___ Material for the task
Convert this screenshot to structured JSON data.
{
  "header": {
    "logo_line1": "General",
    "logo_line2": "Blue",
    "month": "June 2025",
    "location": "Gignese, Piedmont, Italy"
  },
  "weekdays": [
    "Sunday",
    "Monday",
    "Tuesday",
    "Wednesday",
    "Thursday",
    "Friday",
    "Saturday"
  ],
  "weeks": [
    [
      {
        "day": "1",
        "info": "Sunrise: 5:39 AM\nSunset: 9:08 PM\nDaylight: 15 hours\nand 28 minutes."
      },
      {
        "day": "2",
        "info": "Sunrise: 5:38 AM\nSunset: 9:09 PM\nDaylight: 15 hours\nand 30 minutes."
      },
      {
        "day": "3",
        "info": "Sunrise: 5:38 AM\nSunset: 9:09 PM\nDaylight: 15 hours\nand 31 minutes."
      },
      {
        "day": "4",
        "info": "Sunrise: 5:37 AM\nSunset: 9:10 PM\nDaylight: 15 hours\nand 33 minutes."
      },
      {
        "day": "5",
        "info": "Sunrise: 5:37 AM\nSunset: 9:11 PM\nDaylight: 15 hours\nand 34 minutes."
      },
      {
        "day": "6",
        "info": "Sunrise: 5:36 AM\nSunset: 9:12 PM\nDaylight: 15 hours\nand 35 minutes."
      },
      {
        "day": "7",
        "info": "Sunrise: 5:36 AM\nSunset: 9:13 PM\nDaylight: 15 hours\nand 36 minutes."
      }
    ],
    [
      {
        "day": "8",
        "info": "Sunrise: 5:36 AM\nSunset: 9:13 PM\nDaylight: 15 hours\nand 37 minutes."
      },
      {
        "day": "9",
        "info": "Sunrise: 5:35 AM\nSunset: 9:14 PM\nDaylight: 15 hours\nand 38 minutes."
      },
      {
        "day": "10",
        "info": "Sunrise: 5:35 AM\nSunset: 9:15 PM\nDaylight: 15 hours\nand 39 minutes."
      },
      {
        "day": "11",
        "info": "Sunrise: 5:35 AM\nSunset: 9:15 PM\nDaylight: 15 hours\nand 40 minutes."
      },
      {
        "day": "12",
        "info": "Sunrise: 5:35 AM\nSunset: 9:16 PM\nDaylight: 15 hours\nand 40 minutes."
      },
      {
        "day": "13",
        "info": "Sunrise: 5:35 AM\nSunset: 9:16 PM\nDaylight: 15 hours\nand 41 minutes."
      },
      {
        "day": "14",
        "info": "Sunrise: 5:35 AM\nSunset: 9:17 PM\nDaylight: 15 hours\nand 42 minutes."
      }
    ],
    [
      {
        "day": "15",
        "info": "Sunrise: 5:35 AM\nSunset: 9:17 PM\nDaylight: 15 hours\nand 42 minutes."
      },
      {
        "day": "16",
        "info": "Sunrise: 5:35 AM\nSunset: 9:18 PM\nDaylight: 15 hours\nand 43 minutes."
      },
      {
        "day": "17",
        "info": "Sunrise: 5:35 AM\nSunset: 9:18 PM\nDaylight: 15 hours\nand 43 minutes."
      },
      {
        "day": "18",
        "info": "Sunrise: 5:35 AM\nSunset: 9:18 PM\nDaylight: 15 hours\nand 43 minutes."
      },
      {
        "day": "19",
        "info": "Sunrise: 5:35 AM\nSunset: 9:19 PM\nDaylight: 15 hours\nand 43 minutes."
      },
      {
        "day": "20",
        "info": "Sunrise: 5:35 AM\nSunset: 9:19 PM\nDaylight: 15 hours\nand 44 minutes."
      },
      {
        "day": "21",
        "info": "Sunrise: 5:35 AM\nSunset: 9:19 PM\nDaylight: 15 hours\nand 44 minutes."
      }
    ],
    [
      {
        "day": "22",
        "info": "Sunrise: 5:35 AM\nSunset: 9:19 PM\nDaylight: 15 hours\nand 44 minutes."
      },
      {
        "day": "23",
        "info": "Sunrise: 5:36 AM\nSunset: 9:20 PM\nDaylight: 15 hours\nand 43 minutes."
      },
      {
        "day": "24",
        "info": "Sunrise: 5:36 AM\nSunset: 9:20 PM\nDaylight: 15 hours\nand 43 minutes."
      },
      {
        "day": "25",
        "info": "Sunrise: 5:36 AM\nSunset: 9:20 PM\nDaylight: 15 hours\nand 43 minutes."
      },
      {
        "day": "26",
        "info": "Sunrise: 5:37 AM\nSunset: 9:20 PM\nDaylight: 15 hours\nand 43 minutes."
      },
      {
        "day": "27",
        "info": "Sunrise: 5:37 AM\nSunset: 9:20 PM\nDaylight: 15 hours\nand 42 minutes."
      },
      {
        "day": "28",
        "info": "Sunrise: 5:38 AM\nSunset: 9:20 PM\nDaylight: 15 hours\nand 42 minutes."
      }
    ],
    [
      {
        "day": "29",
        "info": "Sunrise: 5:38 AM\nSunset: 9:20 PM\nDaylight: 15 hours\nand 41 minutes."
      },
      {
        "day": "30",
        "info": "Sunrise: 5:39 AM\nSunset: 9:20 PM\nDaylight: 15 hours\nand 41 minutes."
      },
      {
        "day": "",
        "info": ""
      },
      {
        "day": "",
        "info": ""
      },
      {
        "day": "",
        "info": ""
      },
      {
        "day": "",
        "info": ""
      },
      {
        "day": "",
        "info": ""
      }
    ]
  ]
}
______
Aim of the exercise:
Extract every entry in the listing word for word.

Response to the task:
Convert this screenshot to structured JSON data.
{
  "header": {
    "logo_line1": "General",
    "logo_line2": "Blue",
    "month": "June 2025",
    "location": "Gignese, Piedmont, Italy"
  },
  "weekdays": [
    "Sunday",
    "Monday",
    "Tuesday",
    "Wednesday",
    "Thursday",
    "Friday",
    "Saturday"
  ],
  "weeks": [
    [
      {
        "day": "1",
        "info": "Sunrise: 5:39 AM\nSunset: 9:08 PM\nDaylight: 15 hours\nand 28 minutes."
      },
      {
        "day": "2",
        "info": "Sunrise: 5:38 AM\nSunset: 9:09 PM\nDaylight: 15 hours\nand 30 minutes."
      },
      {
        "day": "3",
        "info": "Sunrise: 5:38 AM\nSunset: 9:09 PM\nDaylight: 15 hours\nand 31 minutes."
      },
      {
        "day": "4",
        "info": "Sunrise: 5:37 AM\nSunset: 9:10 PM\nDaylight: 15 hours\nand 33 minutes."
      },
      {
        "day": "5",
        "info": "Sunrise: 5:37 AM\nSunset: 9:11 PM\nDaylight: 15 hours\nand 34 minutes."
      },
      {
        "day": "6",
        "info": "Sunrise: 5:36 AM\nSunset: 9:12 PM\nDaylight: 15 hours\nand 35 minutes."
      },
      {
        "day": "7",
        "info": "Sunrise: 5:36 AM\nSunset: 9:13 PM\nDaylight: 15 hours\nand 36 minutes."
      }
    ],
    [
      {
        "day": "8",
        "info": "Sunrise: 5:36 AM\nSunset: 9:13 PM\nDaylight: 15 hours\nand 37 minutes."
      },
      {
        "day": "9",
        "info": "Sunrise: 5:35 AM\nSunset: 9:14 PM\nDaylight: 15 hours\nand 38 minutes."
      },
      {
        "day": "10",
        "info": "Sunrise: 5:35 AM\nSunset: 9:15 PM\nDaylight: 15 hours\nand 39 minutes."
      },
      {
        "day": "11",
        "info": "Sunrise: 5:35 AM\nSunset: 9:15 PM\nDaylight: 15 hours\nand 40 minutes."
      },
      {
        "day": "12",
        "info": "Sunrise: 5:35 AM\nSunset: 9:16 PM\nDaylight: 15 hours\nand 40 minutes."
      },
      {
        "day": "13",
        "info": "Sunrise: 5:35 AM\nSunset: 9:16 PM\nDaylight: 15 hours\nand 41 minutes."
      },
      {
        "day": "14",
        "info": "Sunrise: 5:35 AM\nSunset: 9:17 PM\nDaylight: 15 hours\nand 42 minutes."
      }
    ],
    [
      {
        "day": "15",
        "info": "Sunrise: 5:35 AM\nSunset: 9:17 PM\nDaylight: 15 hours\nand 42 minutes."
      },
      {
        "day": "16",
        "info": "Sunrise: 5:35 AM\nSunset: 9:18 PM\nDaylight: 15 hours\nand 43 minutes."
      },
      {
        "day": "17",
        "info": "Sunrise: 5:35 AM\nSunset: 9:18 PM\nDaylight: 15 hours\nand 43 minutes."
      },
      {
        "day": "18",
        "info": "Sunrise: 5:35 AM\nSunset: 9:18 PM\nDaylight: 15 hours\nand 43 minutes."
      },
      {
        "day": "19",
        "info": "Sunrise: 5:35 AM\nSunset: 9:19 PM\nDaylight: 15 hours\nand 43 minutes."
      },
      {
        "day": "20",
        "info": "Sunrise: 5:35 AM\nSunset: 9:19 PM\nDaylight: 15 hours\nand 44 minutes."
      },
      {
        "day": "21",
        "info": "Sunrise: 5:35 AM\nSunset: 9:19 PM\nDaylight: 15 hours\nand 44 minutes."
      }
    ],
    [
      {
        "day": "22",
        "info": "Sunrise: 5:35 AM\nSunset: 9:19 PM\nDaylight: 15 hours\nand 44 minutes."
      },
      {
        "day": "23",
        "info": "Sunrise: 5:36 AM\nSunset: 9:20 PM\nDaylight: 15 hours\nand 43 minutes."
      },
      {
        "day": "24",
        "info": "Sunrise: 5:36 AM\nSunset: 9:20 PM\nDaylight: 15 hours\nand 43 minutes."
      },
      {
        "day": "25",
        "info": "Sunrise: 5:36 AM\nSunset: 9:20 PM\nDaylight: 15 hours\nand 43 minutes."
      },
      {
        "day": "26",
        "info": "Sunrise: 5:37 AM\nSunset: 9:20 PM\nDaylight: 15 hours\nand 43 minutes."
      },
      {
        "day": "27",
        "info": "Sunrise: 5:37 AM\nSunset: 9:20 PM\nDaylight: 15 hours\nand 42 minutes."
      },
      {
        "day": "28",
        "info": "Sunrise: 5:38 AM\nSunset: 9:20 PM\nDaylight: 15 hours\nand 42 minutes."
      }
    ],
    [
      {
        "day": "29",
        "info": "Sunrise: 5:38 AM\nSunset: 9:20 PM\nDaylight: 15 hours\nand 41 minutes."
      },
      {
        "day": "30",
        "info": "Sunrise: 5:39 AM\nSunset: 9:20 PM\nDaylight: 15 hours\nand 41 minutes."
      },
      {
        "day": "",
        "info": ""
      },
      {
        "day": "",
        "info": ""
      },
      {
        "day": "",
        "info": ""
      },
      {
        "day": "",
        "info": ""
      },
      {
        "day": "",
        "info": ""
      }
    ]
  ]
}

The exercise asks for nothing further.